Figure dataset records:
════════════════════
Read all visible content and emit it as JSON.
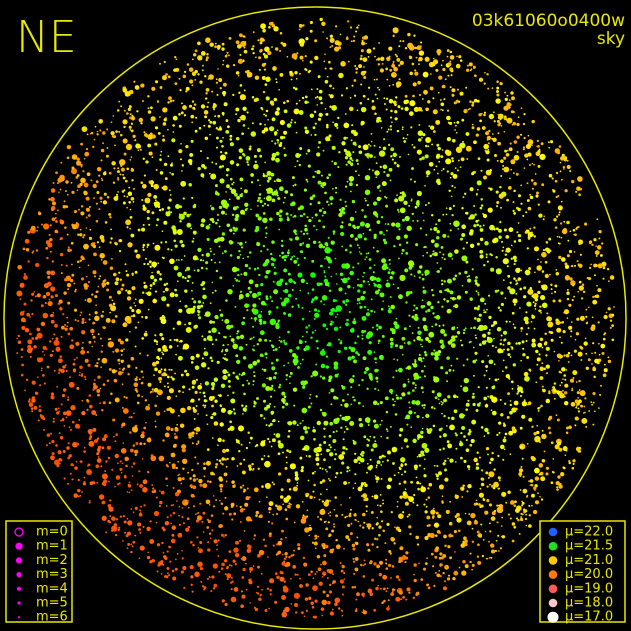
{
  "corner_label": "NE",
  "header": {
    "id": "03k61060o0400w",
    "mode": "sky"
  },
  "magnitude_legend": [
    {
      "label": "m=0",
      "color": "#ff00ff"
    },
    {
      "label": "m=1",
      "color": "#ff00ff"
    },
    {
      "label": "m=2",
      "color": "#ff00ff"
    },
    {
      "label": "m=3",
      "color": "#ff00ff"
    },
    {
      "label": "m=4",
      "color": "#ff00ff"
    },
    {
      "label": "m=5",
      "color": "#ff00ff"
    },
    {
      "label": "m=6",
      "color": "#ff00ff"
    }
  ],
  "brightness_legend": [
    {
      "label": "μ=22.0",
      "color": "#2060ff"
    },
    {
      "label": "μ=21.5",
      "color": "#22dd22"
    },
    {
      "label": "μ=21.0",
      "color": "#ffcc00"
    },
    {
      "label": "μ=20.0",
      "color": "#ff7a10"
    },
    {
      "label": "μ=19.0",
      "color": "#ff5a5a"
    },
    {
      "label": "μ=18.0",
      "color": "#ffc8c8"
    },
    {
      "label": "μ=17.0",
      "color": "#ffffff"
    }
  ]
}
════════════════════
**WRITTEN PROBLEM**
Repeat the material above word for word and skip every image in it.

**TASK RESPONSE**
Read all visible content and emit it as JSON.
{
  "corner_label": "NE",
  "header": {
    "id": "03k61060o0400w",
    "mode": "sky"
  },
  "magnitude_legend": [
    {
      "label": "m=0",
      "color": "#ff00ff"
    },
    {
      "label": "m=1",
      "color": "#ff00ff"
    },
    {
      "label": "m=2",
      "color": "#ff00ff"
    },
    {
      "label": "m=3",
      "color": "#ff00ff"
    },
    {
      "label": "m=4",
      "color": "#ff00ff"
    },
    {
      "label": "m=5",
      "color": "#ff00ff"
    },
    {
      "label": "m=6",
      "color": "#ff00ff"
    }
  ],
  "brightness_legend": [
    {
      "label": "μ=22.0",
      "color": "#2060ff"
    },
    {
      "label": "μ=21.5",
      "color": "#22dd22"
    },
    {
      "label": "μ=21.0",
      "color": "#ffcc00"
    },
    {
      "label": "μ=20.0",
      "color": "#ff7a10"
    },
    {
      "label": "μ=19.0",
      "color": "#ff5a5a"
    },
    {
      "label": "μ=18.0",
      "color": "#ffc8c8"
    },
    {
      "label": "μ=17.0",
      "color": "#ffffff"
    }
  ]
}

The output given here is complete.